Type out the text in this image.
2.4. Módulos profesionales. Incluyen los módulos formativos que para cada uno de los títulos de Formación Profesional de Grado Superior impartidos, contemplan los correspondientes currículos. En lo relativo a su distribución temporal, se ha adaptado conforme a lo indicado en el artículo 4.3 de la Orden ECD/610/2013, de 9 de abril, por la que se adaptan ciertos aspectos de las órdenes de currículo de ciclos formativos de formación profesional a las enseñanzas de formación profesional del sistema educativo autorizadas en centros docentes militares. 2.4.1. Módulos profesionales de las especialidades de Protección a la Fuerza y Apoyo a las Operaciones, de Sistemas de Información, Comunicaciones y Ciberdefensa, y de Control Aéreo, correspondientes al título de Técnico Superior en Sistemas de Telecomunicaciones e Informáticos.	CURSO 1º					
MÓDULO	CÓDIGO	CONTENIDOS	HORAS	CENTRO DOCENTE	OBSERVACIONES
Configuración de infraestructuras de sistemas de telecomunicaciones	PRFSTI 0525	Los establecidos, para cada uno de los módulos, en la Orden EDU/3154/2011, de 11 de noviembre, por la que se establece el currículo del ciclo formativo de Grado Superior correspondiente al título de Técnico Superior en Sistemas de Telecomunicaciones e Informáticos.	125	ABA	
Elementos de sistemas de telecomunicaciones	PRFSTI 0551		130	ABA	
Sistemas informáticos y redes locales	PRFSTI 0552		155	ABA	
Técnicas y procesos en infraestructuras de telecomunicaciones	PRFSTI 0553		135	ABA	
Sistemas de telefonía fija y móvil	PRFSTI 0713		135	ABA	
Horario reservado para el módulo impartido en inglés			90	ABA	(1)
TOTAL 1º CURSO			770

______

** Problem description **
For each line of the entries that includes "PRFSTI", show that line.

** Finished task **
Configuración de infraestructuras de sistemas de telecomunicaciones	PRFSTI 0525	Los establecidos, para cada uno de los módulos, en la Orden EDU/3154/2011, de 11 de noviembre, por la que se establece el currículo del ciclo formativo de Grado Superior correspondiente al título de Técnico Superior en Sistemas de Telecomunicaciones e Informáticos.	125	ABA	
Elementos de sistemas de telecomunicaciones	PRFSTI 0551		130	ABA	
Sistemas informáticos y redes locales	PRFSTI 0552		155	ABA	
Técnicas y procesos en infraestructuras de telecomunicaciones	PRFSTI 0553		135	ABA	
Sistemas de telefonía fija y móvil	PRFSTI 0713		135	ABA	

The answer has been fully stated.